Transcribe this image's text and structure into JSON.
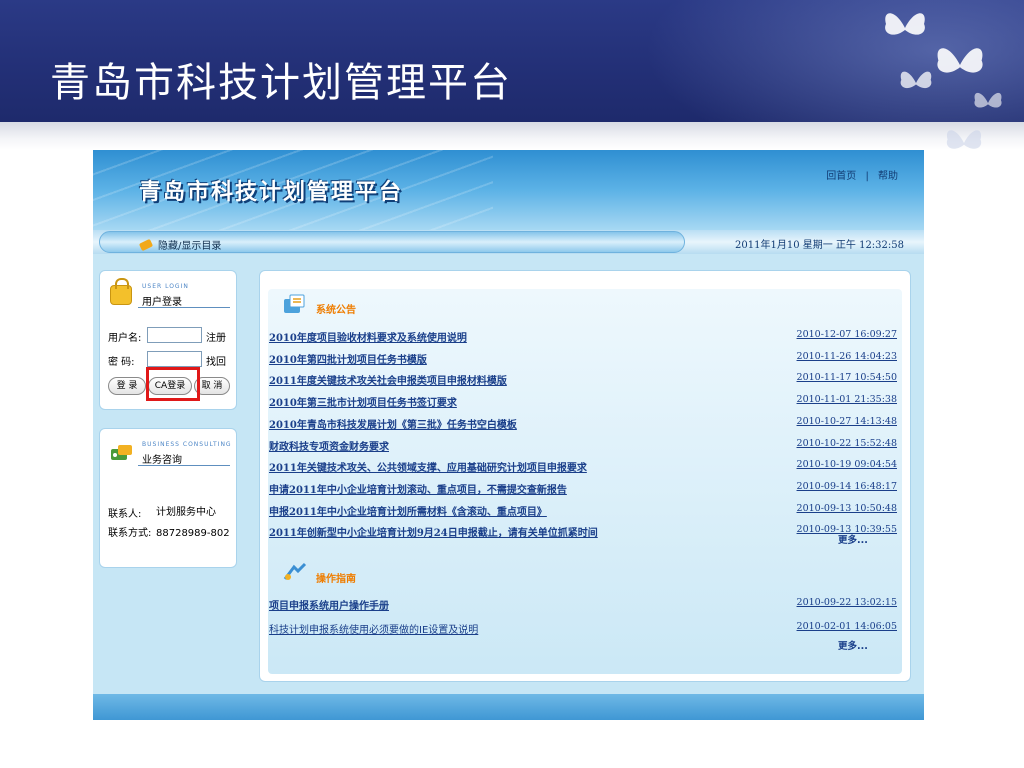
{
  "slide": {
    "title": "青岛市科技计划管理平台"
  },
  "app": {
    "banner_title": "青岛市科技计划管理平台",
    "top_links": {
      "home": "回首页",
      "separator": "|",
      "help": "帮助"
    },
    "nav": {
      "toggle_label": "隐藏/显示目录",
      "datetime": "2011年1月10 星期一 正午 12:32:58"
    }
  },
  "login": {
    "heading_en": "USER LOGIN",
    "heading_cn": "用户登录",
    "username_label": "用户名:",
    "username_value": "",
    "register_link": "注册",
    "password_label": "密  码:",
    "password_value": "",
    "recover_link": "找回",
    "buttons": {
      "login": "登 录",
      "ca_login": "CA登录",
      "cancel": "取 消"
    }
  },
  "consult": {
    "heading_en": "BUSINESS CONSULTING",
    "heading_cn": "业务咨询",
    "contact_label": "联系人:",
    "contact_value": "计划服务中心",
    "phone_label": "联系方式:",
    "phone_value": "88728989-802"
  },
  "announcements": {
    "heading": "系统公告",
    "items": [
      {
        "title": "2010年度项目验收材料要求及系统使用说明",
        "date": "2010-12-07 16:09:27"
      },
      {
        "title": "2010年第四批计划项目任务书模版",
        "date": "2010-11-26 14:04:23"
      },
      {
        "title": "2011年度关键技术攻关社会申报类项目申报材料模版",
        "date": "2010-11-17 10:54:50"
      },
      {
        "title": "2010年第三批市计划项目任务书签订要求",
        "date": "2010-11-01 21:35:38"
      },
      {
        "title": "2010年青岛市科技发展计划《第三批》任务书空白模板",
        "date": "2010-10-27 14:13:48"
      },
      {
        "title": "财政科技专项资金财务要求",
        "date": "2010-10-22 15:52:48"
      },
      {
        "title": "2011年关键技术攻关、公共领域支撑、应用基础研究计划项目申报要求",
        "date": "2010-10-19 09:04:54"
      },
      {
        "title": "申请2011年中小企业培育计划滚动、重点项目，不需提交查新报告",
        "date": "2010-09-14 16:48:17"
      },
      {
        "title": "申报2011年中小企业培育计划所需材料《含滚动、重点项目》",
        "date": "2010-09-13 10:50:48"
      },
      {
        "title": "2011年创新型中小企业培育计划9月24日申报截止，请有关单位抓紧时间",
        "date": "2010-09-13 10:39:55"
      }
    ],
    "more": "更多..."
  },
  "guides": {
    "heading": "操作指南",
    "items": [
      {
        "title": "项目申报系统用户操作手册",
        "date": "2010-09-22 13:02:15"
      },
      {
        "title": "科技计划申报系统使用必须要做的IE设置及说明",
        "date": "2010-02-01 14:06:05"
      }
    ],
    "more": "更多..."
  },
  "colors": {
    "slide_header": "#233077",
    "app_background": "#c6e6f5",
    "link": "#1a3f8a",
    "section_heading": "#ef7d00",
    "highlight_box": "#e01818"
  }
}
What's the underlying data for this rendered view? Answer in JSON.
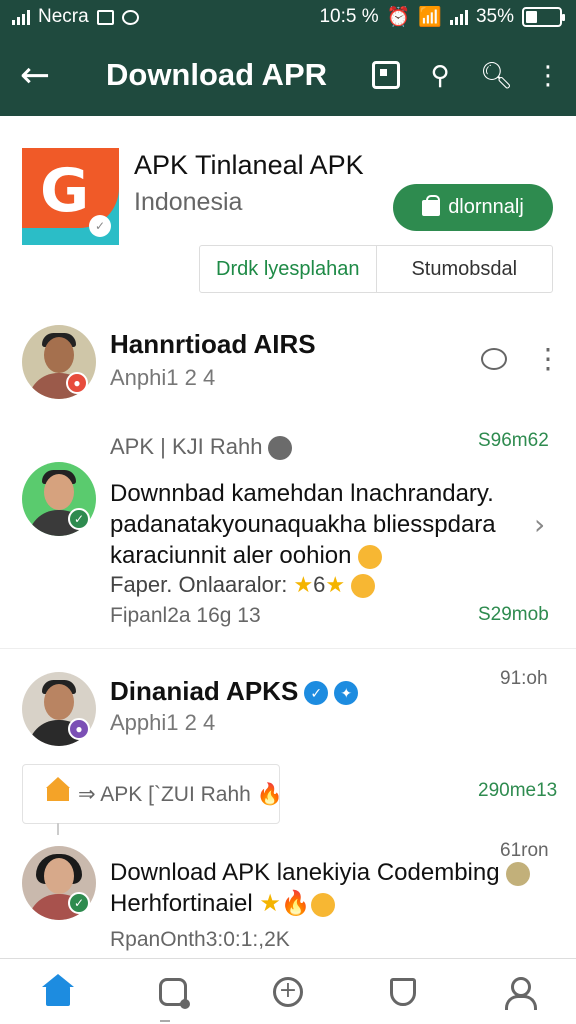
{
  "status_bar": {
    "carrier": "Necra",
    "clock": "10:5 %",
    "battery": "35%",
    "battery_level": 0.35
  },
  "app_bar": {
    "back_icon": "arrow-left-icon",
    "title": "Download APR",
    "actions": [
      "image-box-icon",
      "share-icon",
      "search-icon",
      "more-vert-icon"
    ]
  },
  "app_header": {
    "name": "APK Tinlaneal APK",
    "country": "Indonesia",
    "download_label": "dlornnalj",
    "tabs": [
      "Drdk lyesplahan",
      "Stumobsdal"
    ]
  },
  "posts": [
    {
      "name": "Hannrtioad AIRS",
      "sub": "Anphi1 2 4"
    },
    {
      "heading": "APK | KJI Rahh",
      "heading_count": "S96m62",
      "text_line_1": "Downnbad kamehdan lnachrandary.",
      "text_line_2": "padanatakyounaquakha bliesspdara",
      "text_line_3": "karaciunnit aler oohion",
      "meta_1": "Faper. Onlaaralor:",
      "meta_1_value": "6",
      "meta_2": "Fipanl2a 16g 13",
      "meta_2_count": "S29mob"
    },
    {
      "name": "Dinaniad APKS",
      "sub": "Apphi1 2 4",
      "time": "91:oh",
      "quote_heading": "APK [`ZUI Rahh",
      "quote_count": "290me13"
    },
    {
      "time": "61ron",
      "text_line_1": "Download APK lanekiyia Codembing",
      "text_line_2": "Herhfortinaiel",
      "meta": "RpanOnth3:0:1:,2K"
    }
  ],
  "bottom_nav": [
    "home-icon",
    "chat-icon",
    "add-icon",
    "shield-icon",
    "profile-icon"
  ],
  "colors": {
    "header_bg": "#1f4a3e",
    "accent_green": "#2e8b4f",
    "verified_blue": "#1d8ce0"
  }
}
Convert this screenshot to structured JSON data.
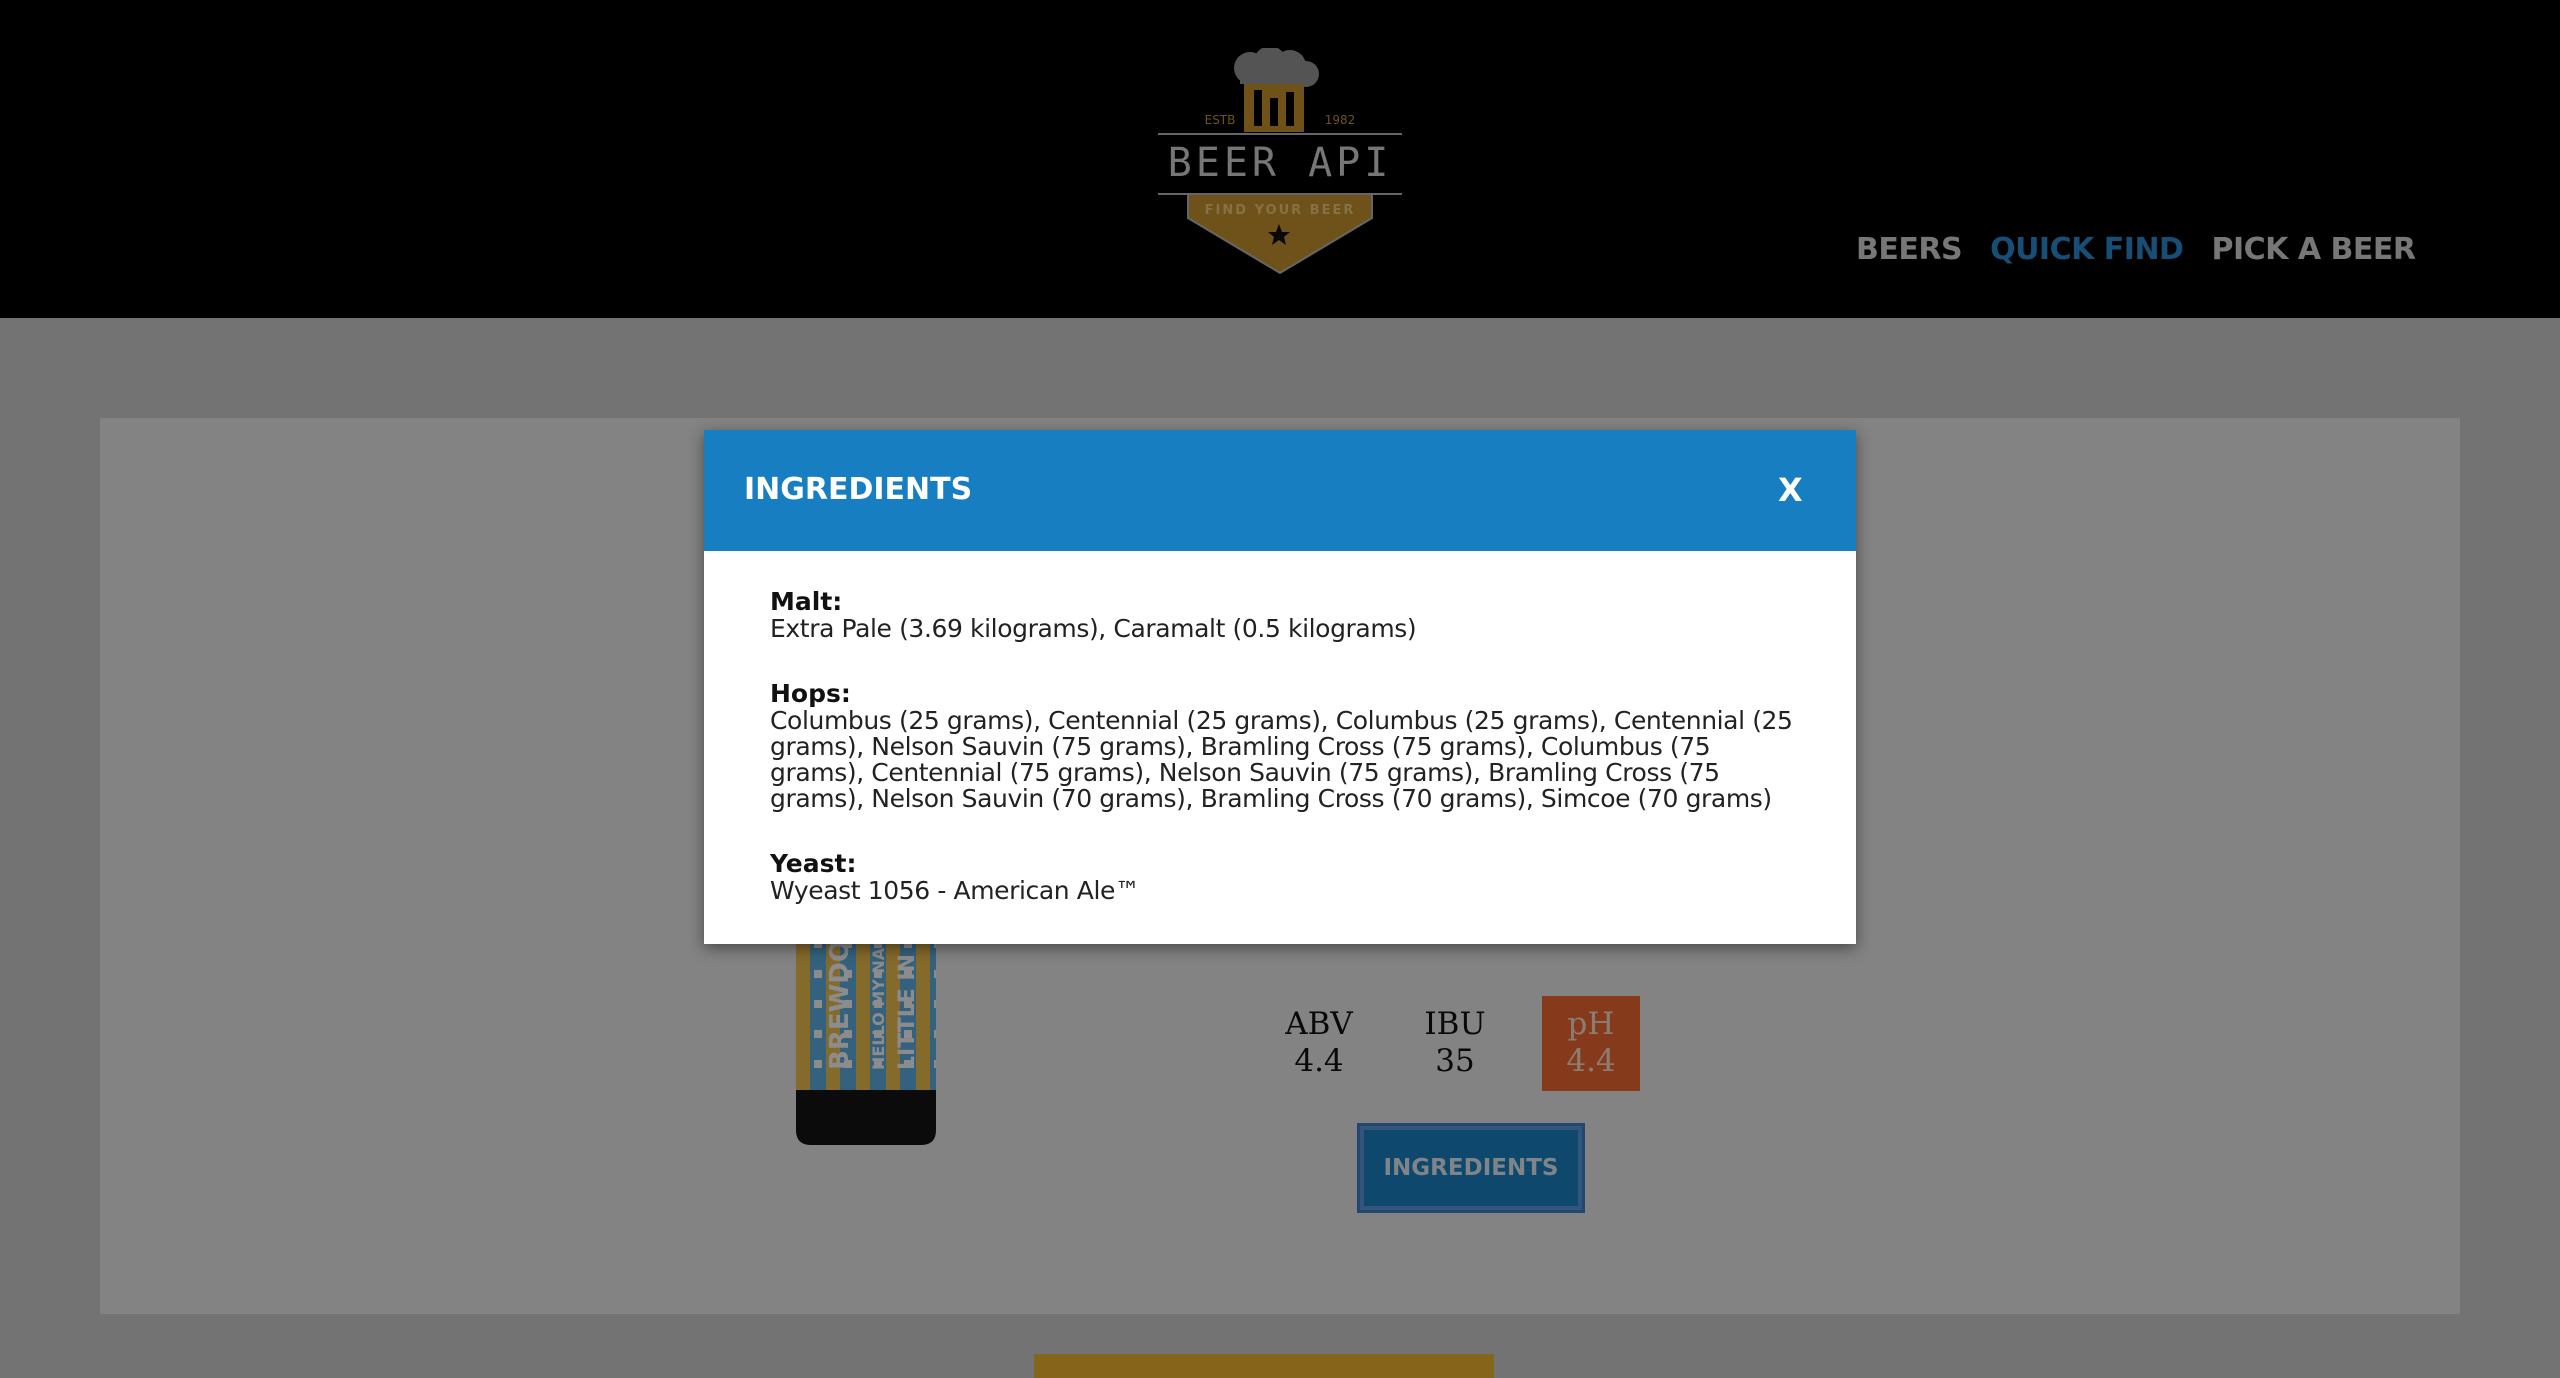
{
  "header": {
    "logo": {
      "estb_left": "ESTB",
      "estb_right": "1982",
      "name": "BEER API",
      "tagline": "FIND YOUR BEER",
      "icon": "beer-mug-icon"
    },
    "nav": [
      {
        "label": "BEERS"
      },
      {
        "label": "QUICK FIND"
      },
      {
        "label": "PICK A BEER"
      }
    ],
    "active_nav": "QUICK FIND"
  },
  "beer": {
    "image_icon": "beer-can-image",
    "can_text": [
      "BREWDOG",
      "HELLO MY NA",
      "LITTLE IN"
    ],
    "stats": [
      {
        "label": "ABV",
        "value": "4.4"
      },
      {
        "label": "IBU",
        "value": "35"
      },
      {
        "label": "pH",
        "value": "4.4"
      }
    ],
    "ingredients_button": "INGREDIENTS"
  },
  "modal": {
    "title": "INGREDIENTS",
    "close_label": "X",
    "sections": [
      {
        "label": "Malt:",
        "text": "Extra Pale (3.69 kilograms), Caramalt (0.5 kilograms)"
      },
      {
        "label": "Hops:",
        "text": "Columbus (25 grams), Centennial (25 grams), Columbus (25 grams), Centennial (25 grams), Nelson Sauvin (75 grams), Bramling Cross (75 grams), Columbus (75 grams), Centennial (75 grams), Nelson Sauvin (75 grams), Bramling Cross (75 grams), Nelson Sauvin (70 grams), Bramling Cross (70 grams), Simcoe (70 grams)"
      },
      {
        "label": "Yeast:",
        "text": "Wyeast 1056 - American Ale™"
      }
    ]
  },
  "colors": {
    "header_bg": "#000000",
    "accent_blue": "#177ec1",
    "nav_active": "#2b8ed8",
    "ph_highlight": "#f26b32",
    "logo_gold": "#c8962e",
    "bottom_bar": "#f0b92f"
  }
}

*Exercise objective:* List the lines that contain the word "FIND".

*Result of the exercise:*
      "tagline": "FIND YOUR BEER",
        "label": "QUICK FIND"
    "active_nav": "QUICK FIND"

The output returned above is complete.